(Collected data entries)
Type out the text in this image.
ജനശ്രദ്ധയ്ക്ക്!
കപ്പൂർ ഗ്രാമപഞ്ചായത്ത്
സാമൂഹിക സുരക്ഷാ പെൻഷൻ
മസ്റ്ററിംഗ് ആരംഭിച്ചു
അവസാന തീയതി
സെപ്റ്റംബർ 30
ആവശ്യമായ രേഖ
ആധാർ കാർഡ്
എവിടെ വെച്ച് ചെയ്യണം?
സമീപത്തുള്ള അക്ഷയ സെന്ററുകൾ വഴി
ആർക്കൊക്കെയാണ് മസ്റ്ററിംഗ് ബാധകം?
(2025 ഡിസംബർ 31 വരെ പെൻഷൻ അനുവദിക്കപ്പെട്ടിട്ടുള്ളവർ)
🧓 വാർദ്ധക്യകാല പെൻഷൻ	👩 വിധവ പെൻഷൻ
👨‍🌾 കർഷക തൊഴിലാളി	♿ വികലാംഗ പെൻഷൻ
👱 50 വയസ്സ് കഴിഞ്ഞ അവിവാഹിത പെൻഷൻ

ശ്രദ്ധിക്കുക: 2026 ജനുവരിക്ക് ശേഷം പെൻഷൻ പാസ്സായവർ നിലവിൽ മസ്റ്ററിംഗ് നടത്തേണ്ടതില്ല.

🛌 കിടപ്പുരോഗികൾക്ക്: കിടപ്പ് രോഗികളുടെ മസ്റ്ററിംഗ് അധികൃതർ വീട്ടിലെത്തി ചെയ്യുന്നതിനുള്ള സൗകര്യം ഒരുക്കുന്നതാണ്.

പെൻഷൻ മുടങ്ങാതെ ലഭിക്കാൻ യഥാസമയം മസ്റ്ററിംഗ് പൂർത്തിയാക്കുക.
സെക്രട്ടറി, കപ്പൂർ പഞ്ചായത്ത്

**WHAT YOU WILL DO**
Take the entries and copy them out exactly.

**TASK OUTPUT**
Type out the text in this image.
ജനശ്രദ്ധയ്ക്ക്!
കപ്പൂർ ഗ്രാമപഞ്ചായത്ത്
സാമൂഹിക സുരക്ഷാ പെൻഷൻ
മസ്റ്ററിംഗ് ആരംഭിച്ചു
അവസാന തീയതി
സെപ്റ്റംബർ 30
ആവശ്യമായ രേഖ
ആധാർ കാർഡ്
എവിടെ വെച്ച് ചെയ്യണം?
സമീപത്തുള്ള അക്ഷയ സെന്ററുകൾ വഴി
ആർക്കൊക്കെയാണ് മസ്റ്ററിംഗ് ബാധകം?
(2025 ഡിസംബർ 31 വരെ പെൻഷൻ അനുവദിക്കപ്പെട്ടിട്ടുള്ളവർ)
🧓 വാർദ്ധക്യകാല പെൻഷൻ	👩 വിധവ പെൻഷൻ
👨‍🌾 കർഷക തൊഴിലാളി	♿ വികലാംഗ പെൻഷൻ
👱 50 വയസ്സ് കഴിഞ്ഞ അവിവാഹിത പെൻഷൻ

ശ്രദ്ധിക്കുക: 2026 ജനുവരിക്ക് ശേഷം പെൻഷൻ പാസ്സായവർ നിലവിൽ മസ്റ്ററിംഗ് നടത്തേണ്ടതില്ല.

🛌 കിടപ്പുരോഗികൾക്ക്: കിടപ്പ് രോഗികളുടെ മസ്റ്ററിംഗ് അധികൃതർ വീട്ടിലെത്തി ചെയ്യുന്നതിനുള്ള സൗകര്യം ഒരുക്കുന്നതാണ്.

പെൻഷൻ മുടങ്ങാതെ ലഭിക്കാൻ യഥാസമയം മസ്റ്ററിംഗ് പൂർത്തിയാക്കുക.
സെക്രട്ടറി, കപ്പൂർ പഞ്ചായത്ത്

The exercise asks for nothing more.